--- Given instruction ---
Once the pictures are set aside, transcribe the remaining data exactly.

Dataset records on visual material:
◆ ◆ ◆

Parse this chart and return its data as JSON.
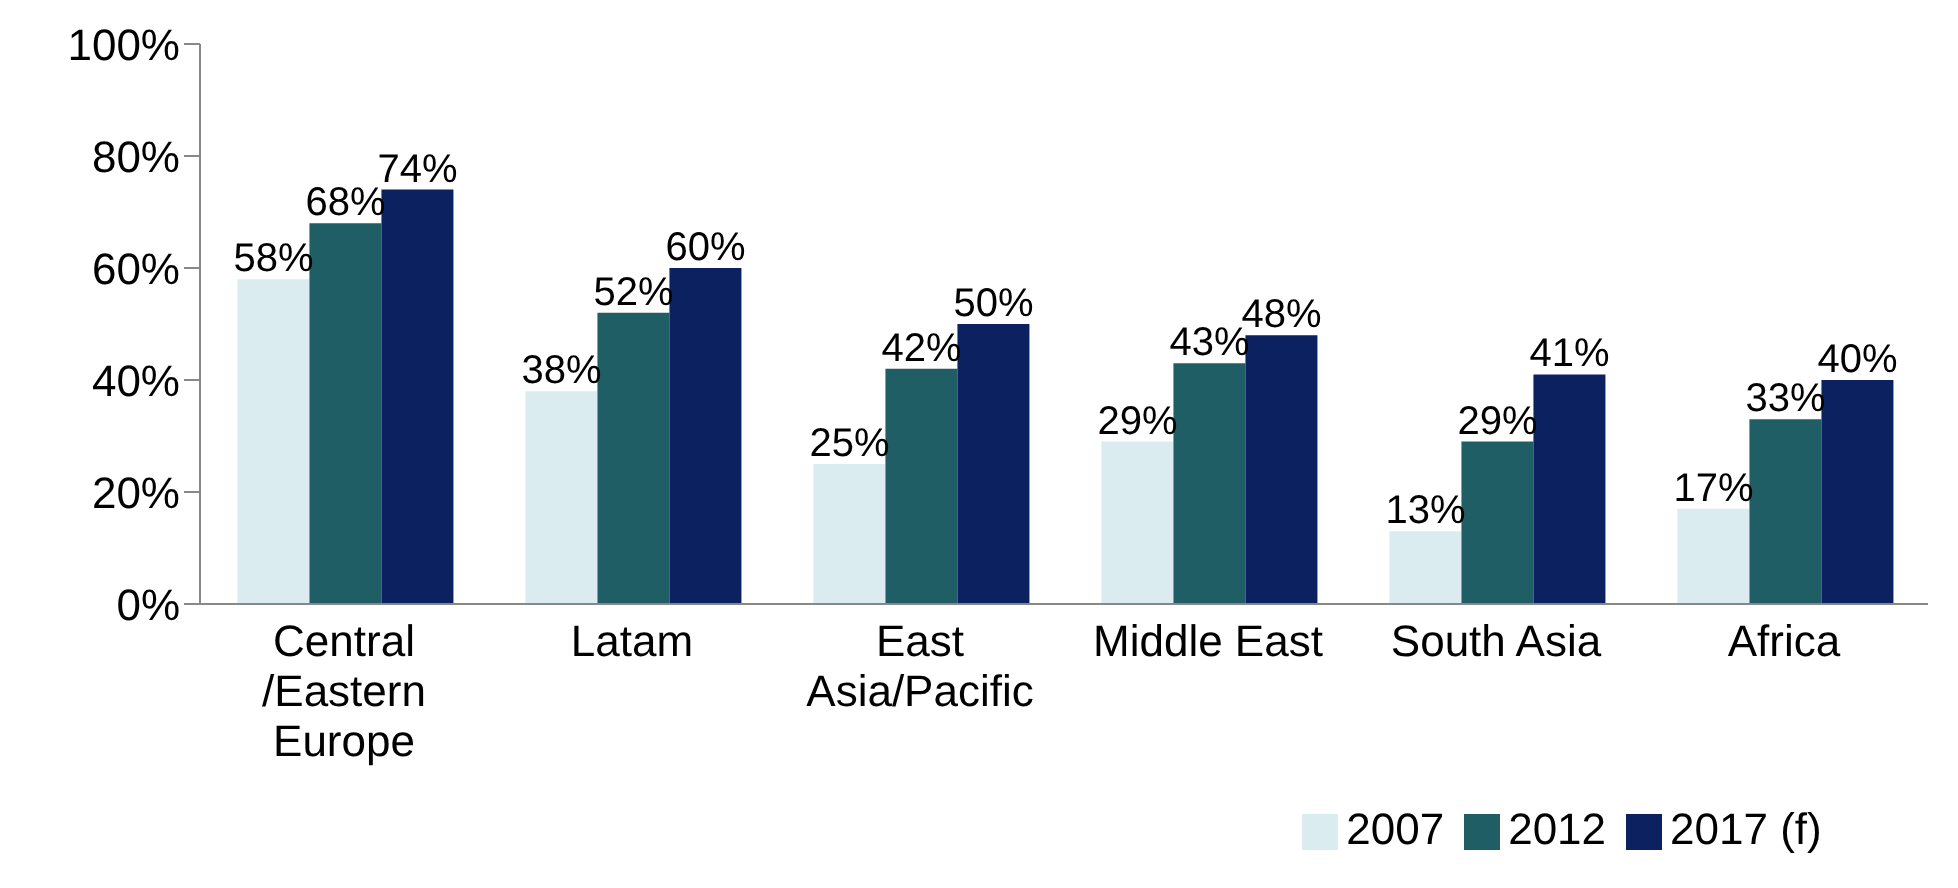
{
  "chart_data": {
    "type": "bar",
    "categories": [
      "Central /Eastern Europe",
      "Latam",
      "East Asia/Pacific",
      "Middle East",
      "South Asia",
      "Africa"
    ],
    "series": [
      {
        "name": "2007",
        "color": "#daecef",
        "values": [
          58,
          38,
          25,
          29,
          13,
          17
        ],
        "value_labels": [
          "58%",
          "38%",
          "25%",
          "29%",
          "13%",
          "17%"
        ]
      },
      {
        "name": "2012",
        "color": "#1f5e64",
        "values": [
          68,
          52,
          42,
          43,
          29,
          33
        ],
        "value_labels": [
          "68%",
          "52%",
          "42%",
          "43%",
          "29%",
          "33%"
        ]
      },
      {
        "name": "2017 (f)",
        "color": "#0c2160",
        "values": [
          74,
          60,
          50,
          48,
          41,
          40
        ],
        "value_labels": [
          "74%",
          "60%",
          "50%",
          "48%",
          "41%",
          "40%"
        ]
      }
    ],
    "ylim": [
      0,
      100
    ],
    "yticks": [
      {
        "value": 0,
        "label": "0%"
      },
      {
        "value": 20,
        "label": "20%"
      },
      {
        "value": 40,
        "label": "40%"
      },
      {
        "value": 60,
        "label": "60%"
      },
      {
        "value": 80,
        "label": "80%"
      },
      {
        "value": 100,
        "label": "100%"
      }
    ],
    "legend": "bottom",
    "grid": false
  }
}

◆ ◆ ◆

--- Solution to the problem ---
Parse this chart and return its data as JSON.
{
  "chart_data": {
    "type": "bar",
    "categories": [
      "Central /Eastern Europe",
      "Latam",
      "East Asia/Pacific",
      "Middle East",
      "South Asia",
      "Africa"
    ],
    "series": [
      {
        "name": "2007",
        "color": "#daecef",
        "values": [
          58,
          38,
          25,
          29,
          13,
          17
        ],
        "value_labels": [
          "58%",
          "38%",
          "25%",
          "29%",
          "13%",
          "17%"
        ]
      },
      {
        "name": "2012",
        "color": "#1f5e64",
        "values": [
          68,
          52,
          42,
          43,
          29,
          33
        ],
        "value_labels": [
          "68%",
          "52%",
          "42%",
          "43%",
          "29%",
          "33%"
        ]
      },
      {
        "name": "2017 (f)",
        "color": "#0c2160",
        "values": [
          74,
          60,
          50,
          48,
          41,
          40
        ],
        "value_labels": [
          "74%",
          "60%",
          "50%",
          "48%",
          "41%",
          "40%"
        ]
      }
    ],
    "ylim": [
      0,
      100
    ],
    "yticks": [
      {
        "value": 0,
        "label": "0%"
      },
      {
        "value": 20,
        "label": "20%"
      },
      {
        "value": 40,
        "label": "40%"
      },
      {
        "value": 60,
        "label": "60%"
      },
      {
        "value": 80,
        "label": "80%"
      },
      {
        "value": 100,
        "label": "100%"
      }
    ],
    "legend": "bottom",
    "grid": false
  }
}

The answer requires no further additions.